■ Given exercise ■
Only the pictures are omitted; repeat all other data exactly.

begin Records provided

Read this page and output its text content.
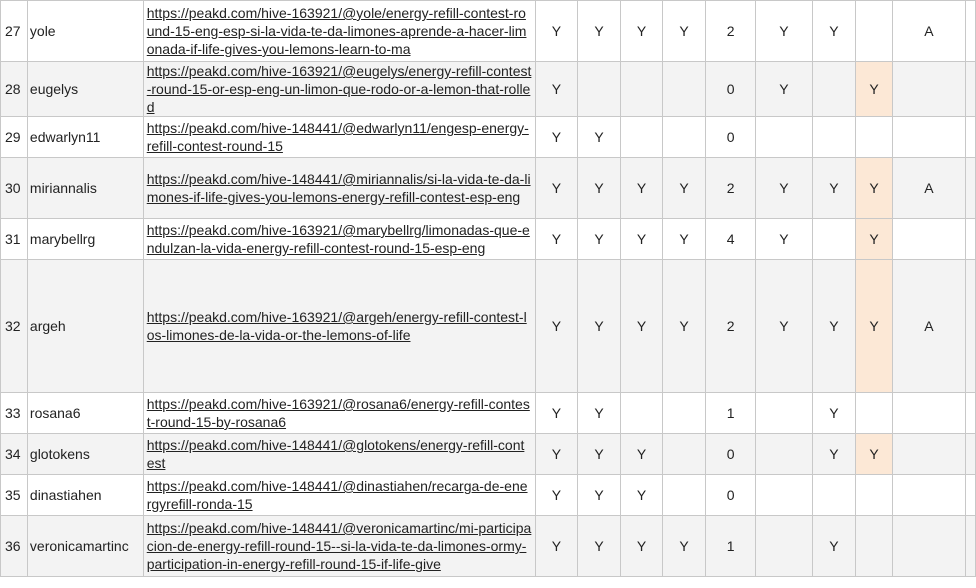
27	yole	https://peakd.com/hive-163921/@yole/energy-refill-contest-round-15-eng-esp-si-la-vida-te-da-limones-aprende-a-hacer-limonada-if-life-gives-you-lemons-learn-to-ma	Y	Y	Y	Y	2	Y	Y		A	
28	eugelys	https://peakd.com/hive-163921/@eugelys/energy-refill-contest-round-15-or-esp-eng-un-limon-que-rodo-or-a-lemon-that-rolled	Y				0	Y		Y		
29	edwarlyn11	https://peakd.com/hive-148441/@edwarlyn11/engesp-energy-refill-contest-round-15	Y	Y			0					
30	miriannalis	https://peakd.com/hive-148441/@miriannalis/si-la-vida-te-da-limones-if-life-gives-you-lemons-energy-refill-contest-esp-eng	Y	Y	Y	Y	2	Y	Y	Y	A	
31	marybellrg	https://peakd.com/hive-163921/@marybellrg/limonadas-que-endulzan-la-vida-energy-refill-contest-round-15-esp-eng	Y	Y	Y	Y	4	Y		Y		
32	argeh	https://peakd.com/hive-163921/@argeh/energy-refill-contest-los-limones-de-la-vida-or-the-lemons-of-life	Y	Y	Y	Y	2	Y	Y	Y	A	
33	rosana6	https://peakd.com/hive-163921/@rosana6/energy-refill-contest-round-15-by-rosana6	Y	Y			1		Y			
34	glotokens	https://peakd.com/hive-148441/@glotokens/energy-refill-contest	Y	Y	Y		0		Y	Y		
35	dinastiahen	https://peakd.com/hive-148441/@dinastiahen/recarga-de-energyrefill-ronda-15	Y	Y	Y		0					
36	veronicamartinc	https://peakd.com/hive-148441/@veronicamartinc/mi-participacion-de-energy-refill-round-15--si-la-vida-te-da-limones-ormy-participation-in-energy-refill-round-15-if-life-give	Y	Y	Y	Y	1		Y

end Records provided

■ The response ■
Read this page and output its text content.
27	yole	https://peakd.com/hive-163921/@yole/energy-refill-contest-round-15-eng-esp-si-la-vida-te-da-limones-aprende-a-hacer-limonada-if-life-gives-you-lemons-learn-to-ma	Y	Y	Y	Y	2	Y	Y		A	
28	eugelys	https://peakd.com/hive-163921/@eugelys/energy-refill-contest-round-15-or-esp-eng-un-limon-que-rodo-or-a-lemon-that-rolled	Y				0	Y		Y		
29	edwarlyn11	https://peakd.com/hive-148441/@edwarlyn11/engesp-energy-refill-contest-round-15	Y	Y			0					
30	miriannalis	https://peakd.com/hive-148441/@miriannalis/si-la-vida-te-da-limones-if-life-gives-you-lemons-energy-refill-contest-esp-eng	Y	Y	Y	Y	2	Y	Y	Y	A	
31	marybellrg	https://peakd.com/hive-163921/@marybellrg/limonadas-que-endulzan-la-vida-energy-refill-contest-round-15-esp-eng	Y	Y	Y	Y	4	Y		Y		
32	argeh	https://peakd.com/hive-163921/@argeh/energy-refill-contest-los-limones-de-la-vida-or-the-lemons-of-life	Y	Y	Y	Y	2	Y	Y	Y	A	
33	rosana6	https://peakd.com/hive-163921/@rosana6/energy-refill-contest-round-15-by-rosana6	Y	Y			1		Y			
34	glotokens	https://peakd.com/hive-148441/@glotokens/energy-refill-contest	Y	Y	Y		0		Y	Y		
35	dinastiahen	https://peakd.com/hive-148441/@dinastiahen/recarga-de-energyrefill-ronda-15	Y	Y	Y		0					
36	veronicamartinc	https://peakd.com/hive-148441/@veronicamartinc/mi-participacion-de-energy-refill-round-15--si-la-vida-te-da-limones-ormy-participation-in-energy-refill-round-15-if-life-give	Y	Y	Y	Y	1		Y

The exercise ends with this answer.